◆ Work instructions ◆
Lines with the word "reference" in them must be copied from the records below.

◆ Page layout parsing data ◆

====================

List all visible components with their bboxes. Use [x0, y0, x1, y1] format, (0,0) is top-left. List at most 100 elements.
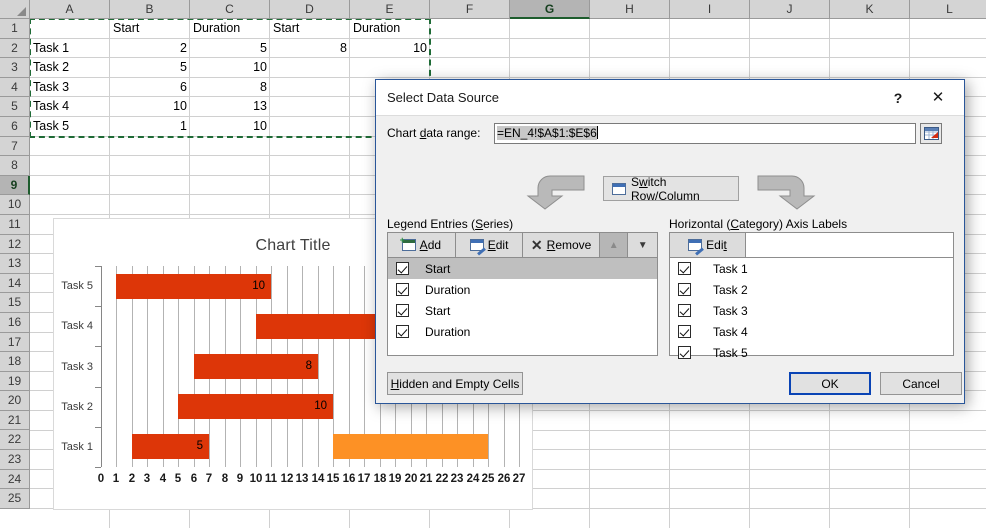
column-header-j[interactable]: J — [750, 0, 830, 19]
row-header-5[interactable]: 5 — [0, 97, 30, 117]
cell-b6[interactable]: 1 — [180, 119, 187, 133]
cell-e1[interactable]: Duration — [353, 21, 401, 35]
move-series-up-button[interactable]: ▲ — [599, 233, 629, 257]
cancel-button[interactable]: Cancel — [880, 372, 962, 395]
row-header-14[interactable]: 14 — [0, 273, 30, 294]
checkbox-checked-icon[interactable] — [678, 262, 691, 275]
row-header-1[interactable]: 1 — [0, 19, 30, 39]
switch-row-column-button[interactable]: Switch Row/Column — [603, 175, 739, 203]
series-list-item[interactable]: Duration — [388, 279, 657, 300]
hidden-and-empty-cells-button[interactable]: Hidden and Empty Cells — [387, 372, 523, 395]
row-header-6[interactable]: 6 — [0, 116, 30, 137]
cell-e2[interactable]: 10 — [413, 41, 427, 55]
cell-b1[interactable]: Start — [113, 21, 140, 35]
axis-labels-listbox[interactable]: Edit Task 1 Task 2 Task 3 Task 4 Task 5 — [669, 232, 954, 360]
row-header-25[interactable]: 25 — [0, 489, 30, 509]
cell-a3[interactable]: Task 2 — [33, 60, 70, 74]
close-icon[interactable]: ✕ — [931, 89, 945, 106]
checkbox-checked-icon[interactable] — [396, 262, 409, 275]
column-header-a[interactable]: A — [30, 0, 110, 19]
row-header-12[interactable]: 12 — [0, 234, 30, 255]
checkbox-checked-icon[interactable] — [396, 283, 409, 296]
cell-d1[interactable]: Start — [273, 21, 300, 35]
gantt-bar[interactable]: 10 — [178, 394, 333, 419]
row-header-20[interactable]: 20 — [0, 391, 30, 411]
cell-c3[interactable]: 10 — [253, 60, 267, 74]
row-header-15[interactable]: 15 — [0, 293, 30, 313]
series-list-item[interactable]: Start — [388, 258, 657, 279]
checkbox-checked-icon[interactable] — [678, 325, 691, 338]
row-header-18[interactable]: 18 — [0, 352, 30, 372]
row-header-21[interactable]: 21 — [0, 410, 30, 431]
cell-c1[interactable]: Duration — [193, 21, 241, 35]
cell-c2[interactable]: 5 — [260, 41, 267, 55]
ok-button[interactable]: OK — [789, 372, 871, 395]
axis-list-item[interactable]: Task 3 — [670, 300, 953, 321]
row-header-23[interactable]: 23 — [0, 450, 30, 470]
row-header-7[interactable]: 7 — [0, 136, 30, 157]
add-series-button[interactable]: + Add — [388, 233, 456, 257]
column-header-k[interactable]: K — [830, 0, 910, 19]
cell-c5[interactable]: 13 — [253, 99, 267, 113]
row-header-8[interactable]: 8 — [0, 156, 30, 176]
column-header-e[interactable]: E — [350, 0, 430, 19]
column-header-c[interactable]: C — [190, 0, 270, 19]
legend-entries-listbox[interactable]: + Add Edit ✕ Remove ▲ ▼ Start Durati — [387, 232, 658, 356]
checkbox-checked-icon[interactable] — [396, 304, 409, 317]
cell-b2[interactable]: 2 — [180, 41, 187, 55]
cell-d2[interactable]: 8 — [340, 41, 347, 55]
row-header-13[interactable]: 13 — [0, 254, 30, 274]
remove-series-button[interactable]: ✕ Remove — [523, 233, 600, 257]
chart-data-range-input[interactable]: =EN_4!$A$1:$E$6 — [494, 123, 916, 144]
checkbox-checked-icon[interactable] — [396, 325, 409, 338]
column-header-f[interactable]: F — [430, 0, 510, 19]
help-icon[interactable]: ? — [893, 90, 903, 106]
column-header-d[interactable]: D — [270, 0, 350, 19]
cell-c4[interactable]: 8 — [260, 80, 267, 94]
row-header-11[interactable]: 11 — [0, 214, 30, 235]
cell-b4[interactable]: 6 — [180, 80, 187, 94]
checkbox-checked-icon[interactable] — [678, 346, 691, 359]
row-header-2[interactable]: 2 — [0, 38, 30, 59]
cell-b3[interactable]: 5 — [180, 60, 187, 74]
cell-a6[interactable]: Task 5 — [33, 119, 70, 133]
gantt-bar[interactable]: 10 — [116, 274, 271, 299]
checkbox-checked-icon[interactable] — [678, 304, 691, 317]
row-header-3[interactable]: 3 — [0, 58, 30, 78]
series-list-item[interactable]: Duration — [388, 321, 657, 342]
row-header-9[interactable]: 9 — [0, 175, 30, 196]
axis-list-item[interactable]: Task 5 — [670, 342, 953, 363]
axis-list-item[interactable]: Task 1 — [670, 258, 953, 279]
row-header-16[interactable]: 16 — [0, 312, 30, 333]
cell-a4[interactable]: Task 3 — [33, 80, 70, 94]
column-header-i[interactable]: I — [670, 0, 750, 19]
column-header-h[interactable]: H — [590, 0, 670, 19]
edit-axis-labels-button[interactable]: Edit — [670, 233, 746, 257]
column-header-g[interactable]: G — [510, 0, 590, 19]
row-header-22[interactable]: 22 — [0, 430, 30, 451]
row-header-17[interactable]: 17 — [0, 332, 30, 353]
axis-list-item[interactable]: Task 2 — [670, 279, 953, 300]
column-header-l[interactable]: L — [910, 0, 986, 19]
column-header-b[interactable]: B — [110, 0, 190, 19]
axis-list-item[interactable]: Task 4 — [670, 321, 953, 342]
gantt-bar[interactable] — [333, 434, 488, 459]
edit-series-button[interactable]: Edit — [455, 233, 524, 257]
cell-a5[interactable]: Task 4 — [33, 99, 70, 113]
select-data-source-dialog[interactable]: Select Data Source ? ✕ Chart data range:… — [375, 79, 965, 404]
cell-a2[interactable]: Task 1 — [33, 41, 70, 55]
collapse-dialog-icon[interactable] — [920, 123, 942, 144]
row-header-4[interactable]: 4 — [0, 77, 30, 98]
row-header-19[interactable]: 19 — [0, 371, 30, 392]
cell-b5[interactable]: 10 — [173, 99, 187, 113]
row-header-24[interactable]: 24 — [0, 469, 30, 490]
series-list-item[interactable]: Start — [388, 300, 657, 321]
chart-gridline — [147, 266, 148, 467]
checkbox-checked-icon[interactable] — [678, 283, 691, 296]
row-header-10[interactable]: 10 — [0, 195, 30, 215]
cell-c6[interactable]: 10 — [253, 119, 267, 133]
gantt-bar[interactable]: 8 — [194, 354, 318, 379]
gantt-bar[interactable]: 5 — [132, 434, 209, 459]
select-all-corner[interactable] — [0, 0, 30, 19]
move-series-down-button[interactable]: ▼ — [628, 233, 657, 257]
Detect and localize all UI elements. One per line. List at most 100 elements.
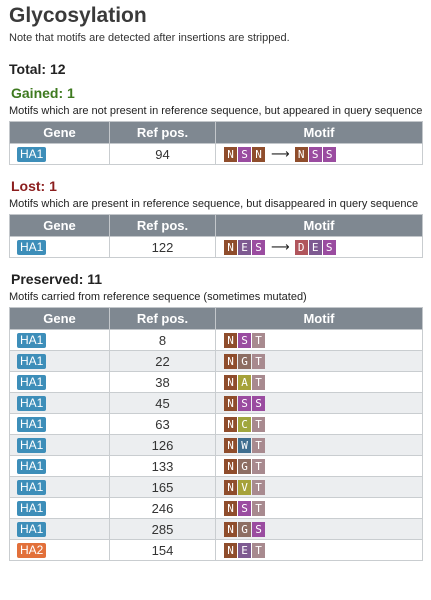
column-header-motif: Motif [215, 214, 423, 237]
gained-title: Gained: 1 [11, 85, 75, 101]
page-title: Glycosylation [9, 4, 147, 27]
amino-acid-n: N [224, 438, 237, 454]
amino-acid-n: N [294, 146, 308, 162]
gene-badge: HA1 [17, 240, 47, 256]
gene-badge: HA1 [17, 354, 47, 370]
ref-pos-cell: 165 [109, 476, 216, 498]
gene-cell: HA1 [9, 434, 110, 456]
motif-cell: N S N ⟶ N S S [215, 143, 423, 165]
amino-acid-n: N [224, 396, 237, 412]
gene-cell: HA1 [9, 497, 110, 519]
note-text: Note that motifs are detected after inse… [9, 32, 290, 44]
table-row: HA1 45 N S S [9, 392, 423, 414]
amino-acid-a: A [238, 375, 251, 391]
gene-cell: HA1 [9, 329, 110, 351]
amino-acid-s: S [238, 396, 251, 412]
column-header-ref-pos: Ref pos. [109, 307, 216, 330]
gene-badge: HA1 [17, 438, 47, 454]
amino-acid-g: G [238, 354, 251, 370]
table-row: HA1 165 N V T [9, 476, 423, 498]
gene-cell: HA1 [9, 371, 110, 393]
amino-acid-n: N [224, 543, 237, 559]
column-header-ref-pos: Ref pos. [109, 121, 216, 144]
amino-acid-t: T [252, 417, 265, 433]
ref-pos-cell: 133 [109, 455, 216, 477]
amino-acid-t: T [252, 543, 265, 559]
amino-acid-s: S [238, 333, 251, 349]
ref-pos-cell: 22 [109, 350, 216, 372]
gene-cell: HA1 [9, 476, 110, 498]
table-row: HA1 285 N G S [9, 518, 423, 540]
amino-acid-n: N [224, 354, 237, 370]
table-row: HA1 122 N E S ⟶ D E S [9, 236, 423, 258]
gene-badge: HA1 [17, 501, 47, 517]
ref-pos-cell: 63 [109, 413, 216, 435]
amino-acid-n: N [252, 146, 265, 162]
column-header-motif: Motif [215, 307, 423, 330]
gene-badge: HA1 [17, 333, 47, 349]
amino-acid-e: E [238, 543, 251, 559]
amino-acid-c: C [238, 417, 251, 433]
amino-acid-n: N [224, 501, 237, 517]
amino-acid-n: N [224, 522, 237, 538]
gene-cell: HA2 [9, 539, 110, 561]
preserved-description: Motifs carried from reference sequence (… [9, 291, 307, 303]
amino-acid-s: S [252, 396, 265, 412]
amino-acid-n: N [224, 239, 237, 255]
ref-pos-cell: 122 [109, 236, 216, 258]
table-row: HA1 38 N A T [9, 371, 423, 393]
column-header-gene: Gene [9, 307, 110, 330]
gained-description: Motifs which are not present in referenc… [9, 105, 423, 117]
table-row: HA1 8 N S T [9, 329, 423, 351]
gene-badge: HA2 [17, 543, 47, 559]
lost-description: Motifs which are present in reference se… [9, 198, 419, 210]
amino-acid-t: T [252, 354, 265, 370]
amino-acid-e: E [308, 239, 322, 255]
amino-acid-t: T [252, 438, 265, 454]
amino-acid-t: T [252, 459, 265, 475]
ref-pos-cell: 246 [109, 497, 216, 519]
amino-acid-t: T [252, 375, 265, 391]
gene-cell: HA1 [9, 392, 110, 414]
gene-badge: HA1 [17, 417, 47, 433]
preserved-table-body: HA1 8 N S T HA1 22 N G T HA1 38 N A T HA1 45 N S S HA1 63 N C T H… [9, 329, 423, 561]
ref-pos-cell: 94 [109, 143, 216, 165]
gene-badge: HA1 [17, 522, 47, 538]
amino-acid-t: T [252, 333, 265, 349]
lost-title: Lost: 1 [11, 178, 57, 194]
amino-acid-s: S [252, 522, 265, 538]
amino-acid-s: S [308, 146, 322, 162]
amino-acid-n: N [224, 480, 237, 496]
gene-cell: HA1 [9, 143, 110, 165]
column-header-gene: Gene [9, 214, 110, 237]
table-row: HA1 246 N S T [9, 497, 423, 519]
total-count: Total: 12 [9, 61, 66, 77]
amino-acid-t: T [252, 480, 265, 496]
gene-badge: HA1 [17, 480, 47, 496]
gene-badge: HA1 [17, 396, 47, 412]
amino-acid-s: S [322, 146, 336, 162]
glycosylation-panel: Glycosylation Note that motifs are detec… [9, 4, 423, 561]
ref-pos-cell: 154 [109, 539, 216, 561]
table-row: HA1 133 N G T [9, 455, 423, 477]
amino-acid-n: N [224, 459, 237, 475]
gene-cell: HA1 [9, 413, 110, 435]
motif-cell: N E S ⟶ D E S [215, 236, 423, 258]
arrow-icon: ⟶ [271, 239, 290, 255]
amino-acid-g: G [238, 522, 251, 538]
table-row: HA1 63 N C T [9, 413, 423, 435]
lost-table-body: HA1 122 N E S ⟶ D E S [9, 236, 423, 258]
gene-cell: HA1 [9, 518, 110, 540]
amino-acid-w: W [238, 438, 251, 454]
amino-acid-t: T [252, 501, 265, 517]
amino-acid-v: V [238, 480, 251, 496]
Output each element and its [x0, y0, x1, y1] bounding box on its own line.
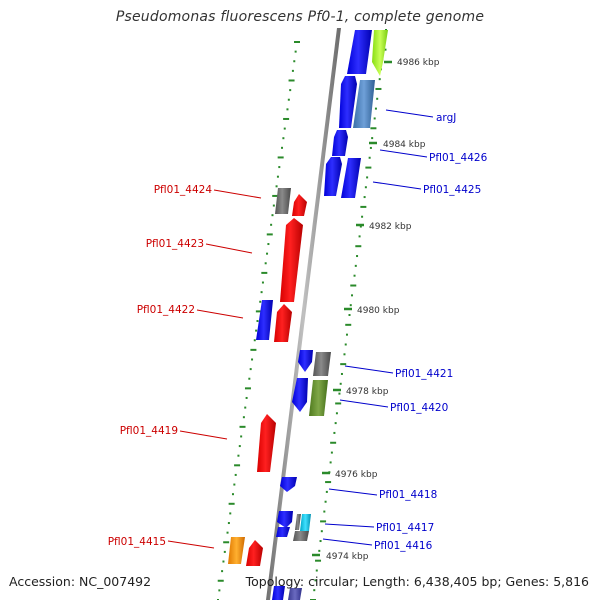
scale-label: 4978 kbp: [346, 387, 389, 397]
leader-line: [385, 109, 434, 118]
map-title: Pseudomonas fluorescens Pf0-1, complete …: [115, 9, 485, 25]
gene-label-argj[interactable]: argJ: [436, 112, 456, 124]
gene-label-pfl01-4415[interactable]: Pfl01_4415: [108, 536, 166, 548]
gene-feature: [341, 158, 361, 198]
label-leaders: [167, 109, 434, 549]
gene-label-pfl01-4417[interactable]: Pfl01_4417: [376, 522, 434, 534]
gene-feature: [280, 477, 297, 492]
gene-feature: [353, 80, 375, 128]
gene-feature: [298, 350, 313, 372]
gene-features: [228, 30, 388, 600]
scale-label: 4976 kbp: [335, 470, 378, 480]
gene-feature: [300, 514, 311, 531]
scale-labels: 4986 kbp 4984 kbp 4982 kbp 4980 kbp 4978…: [326, 58, 440, 562]
scale-label: 4974 kbp: [326, 552, 369, 562]
gene-feature: [272, 586, 285, 600]
gene-label-pfl01-4422[interactable]: Pfl01_4422: [137, 304, 195, 316]
leader-line: [205, 243, 253, 254]
gene-feature: [246, 540, 263, 566]
gene-feature: [339, 76, 357, 128]
gene-feature: [292, 194, 307, 216]
leader-line: [344, 365, 394, 374]
gene-label-pfl01-4416[interactable]: Pfl01_4416: [374, 540, 433, 552]
gene-feature: [275, 188, 291, 214]
gene-feature: [257, 414, 276, 472]
gene-label-pfl01-4423[interactable]: Pfl01_4423: [146, 238, 204, 250]
genome-backbone: [266, 28, 341, 600]
gene-feature: [274, 304, 292, 342]
leader-line: [213, 189, 262, 199]
leader-line: [328, 488, 378, 496]
gene-feature: [332, 130, 348, 156]
gene-feature: [313, 352, 331, 376]
gene-feature: [288, 588, 302, 600]
gene-label-pfl01-4418[interactable]: Pfl01_4418: [379, 489, 437, 501]
gene-feature: [293, 531, 309, 541]
scale-label: 4982 kbp: [369, 222, 412, 232]
gene-feature: [277, 511, 293, 528]
gene-feature: [228, 537, 245, 564]
leader-line: [196, 309, 244, 319]
gene-feature: [324, 157, 342, 196]
gene-feature: [256, 300, 273, 340]
gene-label-pfl01-4421[interactable]: Pfl01_4421: [395, 368, 453, 380]
leader-line: [179, 430, 228, 440]
scale-ticks: [312, 60, 392, 557]
gene-feature: [276, 527, 290, 537]
gene-label-pfl01-4425[interactable]: Pfl01_4425: [423, 184, 481, 196]
gene-feature: [347, 30, 372, 74]
topology-text: Topology: circular; Length: 6,438,405 bp…: [245, 574, 589, 589]
gene-feature: [309, 380, 328, 416]
gene-feature: [372, 30, 388, 76]
gene-feature: [295, 514, 301, 530]
leader-line: [379, 149, 428, 158]
guide-lines: [217, 29, 387, 600]
gene-label-pfl01-4426[interactable]: Pfl01_4426: [429, 152, 488, 164]
gene-label-pfl01-4420[interactable]: Pfl01_4420: [390, 402, 448, 414]
leader-line: [372, 181, 422, 190]
leader-line: [167, 540, 215, 549]
leader-line: [324, 523, 375, 528]
gene-feature: [292, 378, 308, 412]
gene-feature: [280, 218, 303, 302]
scale-label: 4986 kbp: [397, 58, 440, 68]
scale-label: 4980 kbp: [357, 306, 400, 316]
gene-labels: argJ Pfl01_4426 Pfl01_4425 Pfl01_4424 Pf…: [108, 112, 488, 552]
scale-label: 4984 kbp: [383, 140, 426, 150]
accession-text: Accession: NC_007492: [9, 574, 152, 589]
leader-line: [339, 399, 389, 408]
leader-line: [322, 538, 373, 546]
gene-label-pfl01-4424[interactable]: Pfl01_4424: [154, 184, 213, 196]
gene-label-pfl01-4419[interactable]: Pfl01_4419: [120, 425, 178, 437]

====================

◆ Written solution ◆
preserved-description: Motifs carried from reference sequence (… [9, 291, 307, 303]
lost-description: Motifs which are present in reference se… [9, 198, 419, 210]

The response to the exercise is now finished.